» GOAL:
Before the data, reproduce the part of the car inspection passage from "When we deal" up to and including "summarized in Figure .", word for word.

When we deal with these customers every day here, so … I know every day where we are going. That one audit, once a year, does not give me any ‘Aha!’-revelations, that ‘Aha – this is how it is!’ First of all, I think that it is my job to know that daily. Where are we going? Is our customer service on the right level?

The Inspector of the ‘New World’ of Finnish car inspection echoed this internalized mentality of professional service:

I don’t think that ‘statistics’ is important. The Customer who comes in is important! (M.S.)

Hence, we wish to draw the empirical part of the study to a close – by a chronology summarized in Figure .

8. Discussion and Conclusions

This empirical account of can be summarized on three interpretive dimensions, suggesting how the subjectivity is theorized as a contrast between two embedded identities at the workplace, adding to our body of knowledge (Brown, Citation2019, Citation2015; Watson, Citation2008). First, we underline the context of the self. The ‘Old World’ was a semi-closed ‘private’ cocoon: Life was predictable, non-scripted and contained little comparability. Informal practices prevailed, relying much on tacit operational knowledge. The management process involved few numbers. But The ‘New World’ is a more unpredictable transparency. It runs on numerous scripts. Comparability is established. Practices are largely formalized and build less on tacit knowledge. Knowledge is more explicit, and the management process involves a multitude of financial and operational ‘numbers.’

The second dimension combines self-positioning and self-presentation. An asymmetrical positioning characterized the self in encounters of the ‘Old World.’ Car owners were subordinates. Being an empowered public official, and acting as an expert with technical priorities, were sources of self-respect. A dependency from the state predominated. This contributed to a stabilized self-presentation. In the ‘New World,’ self-positioning is more egalitarian. Self-respect is earned every day, in a commitment to profitability and service. Technical priorities co-exist with pressing commercial ones, which destabilizes self-presentation – moving it towards projecting the self also as a ‘businessman.’ The dependency from The Customer, in a capricious market, is evident.

» GIVEN MATERIAL:
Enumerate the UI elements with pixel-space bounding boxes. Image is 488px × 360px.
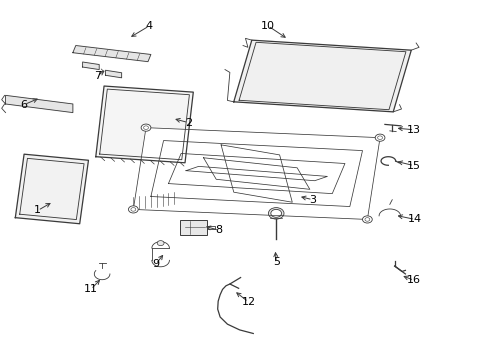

» EXERCISE SOLUTION:
When we deal with these customers every day here, so … I know every day where we are going. That one audit, once a year, does not give me any ‘Aha!’-revelations, that ‘Aha – this is how it is!’ First of all, I think that it is my job to know that daily. Where are we going? Is our customer service on the right level?

The Inspector of the ‘New World’ of Finnish car inspection echoed this internalized mentality of professional service:

I don’t think that ‘statistics’ is important. The Customer who comes in is important! (M.S.)

Hence, we wish to draw the empirical part of the study to a close – by a chronology summarized in Figure .